**GOAL:**
Copy each of the rows below word for word, keeping every line and its numbers unchanged.
##############################
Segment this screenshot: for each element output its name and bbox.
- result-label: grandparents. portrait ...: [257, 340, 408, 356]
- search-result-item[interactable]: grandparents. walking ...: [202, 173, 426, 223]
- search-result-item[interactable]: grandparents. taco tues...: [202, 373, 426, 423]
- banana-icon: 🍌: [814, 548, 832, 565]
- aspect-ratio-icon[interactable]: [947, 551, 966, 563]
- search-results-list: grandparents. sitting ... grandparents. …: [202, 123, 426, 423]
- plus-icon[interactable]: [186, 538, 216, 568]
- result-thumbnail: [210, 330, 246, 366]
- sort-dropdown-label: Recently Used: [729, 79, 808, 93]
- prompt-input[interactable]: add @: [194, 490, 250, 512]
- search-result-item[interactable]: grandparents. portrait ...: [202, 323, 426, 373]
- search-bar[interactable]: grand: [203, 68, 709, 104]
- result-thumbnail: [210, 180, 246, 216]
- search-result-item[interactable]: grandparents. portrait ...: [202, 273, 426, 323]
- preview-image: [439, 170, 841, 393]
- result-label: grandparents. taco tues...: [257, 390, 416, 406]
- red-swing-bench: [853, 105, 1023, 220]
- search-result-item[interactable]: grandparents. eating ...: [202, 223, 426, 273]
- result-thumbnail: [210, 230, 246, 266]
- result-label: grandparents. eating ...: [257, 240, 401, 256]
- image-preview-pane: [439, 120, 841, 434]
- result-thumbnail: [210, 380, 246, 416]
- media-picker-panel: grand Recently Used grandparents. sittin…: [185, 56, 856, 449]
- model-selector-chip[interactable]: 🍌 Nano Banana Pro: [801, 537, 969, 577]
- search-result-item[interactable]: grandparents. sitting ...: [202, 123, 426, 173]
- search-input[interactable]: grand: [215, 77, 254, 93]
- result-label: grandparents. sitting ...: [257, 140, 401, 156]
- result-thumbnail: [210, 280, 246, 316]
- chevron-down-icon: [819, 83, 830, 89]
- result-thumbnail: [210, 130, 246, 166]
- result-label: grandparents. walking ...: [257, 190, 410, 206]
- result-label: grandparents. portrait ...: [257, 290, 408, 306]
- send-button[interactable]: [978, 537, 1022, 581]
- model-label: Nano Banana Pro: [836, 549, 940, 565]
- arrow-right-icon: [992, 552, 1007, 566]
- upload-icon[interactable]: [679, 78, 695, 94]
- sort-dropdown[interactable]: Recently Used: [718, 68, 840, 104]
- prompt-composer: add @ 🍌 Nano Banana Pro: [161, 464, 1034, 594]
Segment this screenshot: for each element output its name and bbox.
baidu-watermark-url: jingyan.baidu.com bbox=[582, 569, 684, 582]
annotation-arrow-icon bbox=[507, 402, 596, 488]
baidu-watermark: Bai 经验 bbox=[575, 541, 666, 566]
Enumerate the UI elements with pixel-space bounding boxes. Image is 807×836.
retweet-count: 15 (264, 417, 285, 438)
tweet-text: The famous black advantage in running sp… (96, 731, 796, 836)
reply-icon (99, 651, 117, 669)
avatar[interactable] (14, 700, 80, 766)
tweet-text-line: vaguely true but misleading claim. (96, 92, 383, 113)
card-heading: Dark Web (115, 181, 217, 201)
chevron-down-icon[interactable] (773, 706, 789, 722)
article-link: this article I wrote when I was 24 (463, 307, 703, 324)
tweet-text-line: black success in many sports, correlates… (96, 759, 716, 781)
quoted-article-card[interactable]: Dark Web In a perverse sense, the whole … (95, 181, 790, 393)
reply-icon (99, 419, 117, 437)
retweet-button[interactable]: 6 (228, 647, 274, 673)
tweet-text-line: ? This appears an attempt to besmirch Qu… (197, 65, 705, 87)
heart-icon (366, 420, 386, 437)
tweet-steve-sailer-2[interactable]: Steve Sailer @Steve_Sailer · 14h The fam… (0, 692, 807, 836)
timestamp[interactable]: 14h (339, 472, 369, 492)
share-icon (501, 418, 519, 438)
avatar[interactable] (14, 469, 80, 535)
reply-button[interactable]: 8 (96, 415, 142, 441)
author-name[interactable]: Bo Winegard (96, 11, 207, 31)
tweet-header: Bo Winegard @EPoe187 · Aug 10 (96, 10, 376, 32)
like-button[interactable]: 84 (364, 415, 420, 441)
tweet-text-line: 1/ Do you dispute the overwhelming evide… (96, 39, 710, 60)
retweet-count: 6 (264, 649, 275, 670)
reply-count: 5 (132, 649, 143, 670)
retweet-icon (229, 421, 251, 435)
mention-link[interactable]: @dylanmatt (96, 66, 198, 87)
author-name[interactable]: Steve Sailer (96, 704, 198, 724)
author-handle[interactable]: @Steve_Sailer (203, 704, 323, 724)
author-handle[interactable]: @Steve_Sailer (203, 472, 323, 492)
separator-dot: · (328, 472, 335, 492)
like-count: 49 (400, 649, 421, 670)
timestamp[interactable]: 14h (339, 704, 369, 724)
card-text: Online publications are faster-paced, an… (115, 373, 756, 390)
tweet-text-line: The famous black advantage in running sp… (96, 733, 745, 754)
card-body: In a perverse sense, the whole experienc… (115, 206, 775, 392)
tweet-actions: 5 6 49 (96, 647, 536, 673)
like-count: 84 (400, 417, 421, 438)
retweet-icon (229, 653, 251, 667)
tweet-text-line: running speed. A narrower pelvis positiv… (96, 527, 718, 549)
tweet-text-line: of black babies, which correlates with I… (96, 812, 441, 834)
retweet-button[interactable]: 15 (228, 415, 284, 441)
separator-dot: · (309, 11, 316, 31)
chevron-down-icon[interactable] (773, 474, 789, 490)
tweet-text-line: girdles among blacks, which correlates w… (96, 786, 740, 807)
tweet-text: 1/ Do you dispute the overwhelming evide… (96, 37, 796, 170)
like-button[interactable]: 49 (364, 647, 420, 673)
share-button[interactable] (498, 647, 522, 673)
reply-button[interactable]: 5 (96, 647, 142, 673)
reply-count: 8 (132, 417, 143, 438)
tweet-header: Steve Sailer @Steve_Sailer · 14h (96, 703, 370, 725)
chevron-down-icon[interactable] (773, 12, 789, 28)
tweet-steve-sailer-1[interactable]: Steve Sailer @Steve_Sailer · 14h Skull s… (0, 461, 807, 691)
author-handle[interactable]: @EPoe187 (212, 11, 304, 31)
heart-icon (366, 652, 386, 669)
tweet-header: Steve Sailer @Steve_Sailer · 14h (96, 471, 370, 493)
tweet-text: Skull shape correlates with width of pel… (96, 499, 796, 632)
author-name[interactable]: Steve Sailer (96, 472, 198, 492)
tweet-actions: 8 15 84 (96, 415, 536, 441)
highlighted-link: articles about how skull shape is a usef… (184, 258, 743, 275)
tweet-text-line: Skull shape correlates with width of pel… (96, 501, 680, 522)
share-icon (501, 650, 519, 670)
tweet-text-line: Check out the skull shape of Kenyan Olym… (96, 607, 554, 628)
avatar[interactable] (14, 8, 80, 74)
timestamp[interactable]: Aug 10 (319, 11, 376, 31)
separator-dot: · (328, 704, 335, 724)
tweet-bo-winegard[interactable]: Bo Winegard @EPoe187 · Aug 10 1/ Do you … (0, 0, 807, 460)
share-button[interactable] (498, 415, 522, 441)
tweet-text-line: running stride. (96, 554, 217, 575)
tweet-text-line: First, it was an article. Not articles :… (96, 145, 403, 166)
##############################
**RESULT OF THIS EXERCISE:**
Segment this screenshot: for each element output its name and bbox.
- result-label: grandparents. portrait ...: [257, 340, 408, 356]
- search-result-item[interactable]: grandparents. walking ...: [202, 173, 426, 223]
- search-result-item[interactable]: grandparents. taco tues...: [202, 373, 426, 423]
- banana-icon: 🍌: [814, 548, 832, 565]
- aspect-ratio-icon[interactable]: [947, 551, 966, 563]
- search-results-list: grandparents. sitting ... grandparents. …: [202, 123, 426, 423]
- plus-icon[interactable]: [186, 538, 216, 568]
- result-thumbnail: [210, 330, 246, 366]
- sort-dropdown-label: Recently Used: [729, 79, 808, 93]
- prompt-input[interactable]: add @: [194, 490, 250, 512]
- search-result-item[interactable]: grandparents. portrait ...: [202, 323, 426, 373]
- search-bar[interactable]: grand: [203, 68, 709, 104]
- result-thumbnail: [210, 180, 246, 216]
- search-result-item[interactable]: grandparents. portrait ...: [202, 273, 426, 323]
- preview-image: [439, 170, 841, 393]
- result-label: grandparents. taco tues...: [257, 390, 416, 406]
- red-swing-bench: [853, 105, 1023, 220]
- search-result-item[interactable]: grandparents. eating ...: [202, 223, 426, 273]
- result-thumbnail: [210, 230, 246, 266]
- result-label: grandparents. eating ...: [257, 240, 401, 256]
- image-preview-pane: [439, 120, 841, 434]
- result-thumbnail: [210, 380, 246, 416]
- media-picker-panel: grand Recently Used grandparents. sittin…: [185, 56, 856, 449]
- model-selector-chip[interactable]: 🍌 Nano Banana Pro: [801, 537, 969, 577]
- search-result-item[interactable]: grandparents. sitting ...: [202, 123, 426, 173]
- search-input[interactable]: grand: [215, 77, 254, 93]
- result-label: grandparents. sitting ...: [257, 140, 401, 156]
- result-thumbnail: [210, 280, 246, 316]
- chevron-down-icon: [819, 83, 830, 89]
- result-thumbnail: [210, 130, 246, 166]
- result-label: grandparents. walking ...: [257, 190, 410, 206]
- result-label: grandparents. portrait ...: [257, 290, 408, 306]
- send-button[interactable]: [978, 537, 1022, 581]
- model-label: Nano Banana Pro: [836, 549, 940, 565]
- arrow-right-icon: [992, 552, 1007, 566]
- upload-icon[interactable]: [679, 78, 695, 94]
- sort-dropdown[interactable]: Recently Used: [718, 68, 840, 104]
- prompt-composer: add @ 🍌 Nano Banana Pro: [161, 464, 1034, 594]
Segment this screenshot: for each element output its name and bbox.
baidu-watermark-url: jingyan.baidu.com bbox=[582, 569, 684, 582]
annotation-arrow-icon bbox=[507, 402, 596, 488]
baidu-watermark: Bai 经验 bbox=[575, 541, 666, 566]
Enumerate the UI elements with pixel-space bounding boxes. Image is 807×836.
retweet-count: 15 (264, 417, 285, 438)
tweet-text: The famous black advantage in running sp… (96, 731, 796, 836)
reply-icon (99, 651, 117, 669)
avatar[interactable] (14, 700, 80, 766)
tweet-text-line: vaguely true but misleading claim. (96, 92, 383, 113)
card-heading: Dark Web (115, 181, 217, 201)
chevron-down-icon[interactable] (773, 706, 789, 722)
article-link: this article I wrote when I was 24 (463, 307, 703, 324)
tweet-text-line: black success in many sports, correlates… (96, 759, 716, 781)
quoted-article-card[interactable]: Dark Web In a perverse sense, the whole … (95, 181, 790, 393)
reply-icon (99, 419, 117, 437)
retweet-button[interactable]: 6 (228, 647, 274, 673)
tweet-text-line: ? This appears an attempt to besmirch Qu… (197, 65, 705, 87)
heart-icon (366, 420, 386, 437)
tweet-steve-sailer-2[interactable]: Steve Sailer @Steve_Sailer · 14h The fam… (0, 692, 807, 836)
timestamp[interactable]: 14h (339, 472, 369, 492)
share-icon (501, 418, 519, 438)
avatar[interactable] (14, 469, 80, 535)
reply-button[interactable]: 8 (96, 415, 142, 441)
author-name[interactable]: Bo Winegard (96, 11, 207, 31)
tweet-header: Bo Winegard @EPoe187 · Aug 10 (96, 10, 376, 32)
like-button[interactable]: 84 (364, 415, 420, 441)
tweet-text-line: 1/ Do you dispute the overwhelming evide… (96, 39, 710, 60)
retweet-count: 6 (264, 649, 275, 670)
reply-count: 5 (132, 649, 143, 670)
retweet-icon (229, 421, 251, 435)
mention-link[interactable]: @dylanmatt (96, 66, 198, 87)
author-name[interactable]: Steve Sailer (96, 704, 198, 724)
author-handle[interactable]: @Steve_Sailer (203, 704, 323, 724)
author-handle[interactable]: @Steve_Sailer (203, 472, 323, 492)
separator-dot: · (328, 472, 335, 492)
like-count: 49 (400, 649, 421, 670)
timestamp[interactable]: 14h (339, 704, 369, 724)
card-text: Online publications are faster-paced, an… (115, 373, 756, 390)
tweet-text-line: The famous black advantage in running sp… (96, 733, 745, 754)
card-body: In a perverse sense, the whole experienc… (115, 206, 775, 392)
tweet-actions: 5 6 49 (96, 647, 536, 673)
like-count: 84 (400, 417, 421, 438)
retweet-icon (229, 653, 251, 667)
tweet-text-line: running speed. A narrower pelvis positiv… (96, 527, 718, 549)
tweet-text-line: of black babies, which correlates with I… (96, 812, 441, 834)
retweet-button[interactable]: 15 (228, 415, 284, 441)
separator-dot: · (309, 11, 316, 31)
chevron-down-icon[interactable] (773, 474, 789, 490)
tweet-text-line: girdles among blacks, which correlates w… (96, 786, 740, 807)
tweet-text: 1/ Do you dispute the overwhelming evide… (96, 37, 796, 170)
like-button[interactable]: 49 (364, 647, 420, 673)
share-button[interactable] (498, 647, 522, 673)
reply-button[interactable]: 5 (96, 647, 142, 673)
reply-count: 8 (132, 417, 143, 438)
tweet-header: Steve Sailer @Steve_Sailer · 14h (96, 703, 370, 725)
chevron-down-icon[interactable] (773, 12, 789, 28)
tweet-steve-sailer-1[interactable]: Steve Sailer @Steve_Sailer · 14h Skull s… (0, 461, 807, 691)
author-handle[interactable]: @EPoe187 (212, 11, 304, 31)
heart-icon (366, 652, 386, 669)
tweet-header: Steve Sailer @Steve_Sailer · 14h (96, 471, 370, 493)
tweet-text: Skull shape correlates with width of pel… (96, 499, 796, 632)
author-name[interactable]: Steve Sailer (96, 472, 198, 492)
tweet-actions: 8 15 84 (96, 415, 536, 441)
highlighted-link: articles about how skull shape is a usef… (184, 258, 743, 275)
tweet-text-line: Skull shape correlates with width of pel… (96, 501, 680, 522)
share-icon (501, 650, 519, 670)
tweet-text-line: Check out the skull shape of Kenyan Olym… (96, 607, 554, 628)
avatar[interactable] (14, 8, 80, 74)
timestamp[interactable]: Aug 10 (319, 11, 376, 31)
separator-dot: · (328, 704, 335, 724)
tweet-bo-winegard[interactable]: Bo Winegard @EPoe187 · Aug 10 1/ Do you … (0, 0, 807, 460)
share-button[interactable] (498, 415, 522, 441)
tweet-text-line: running stride. (96, 554, 217, 575)
tweet-text-line: First, it was an article. Not articles :… (96, 145, 403, 166)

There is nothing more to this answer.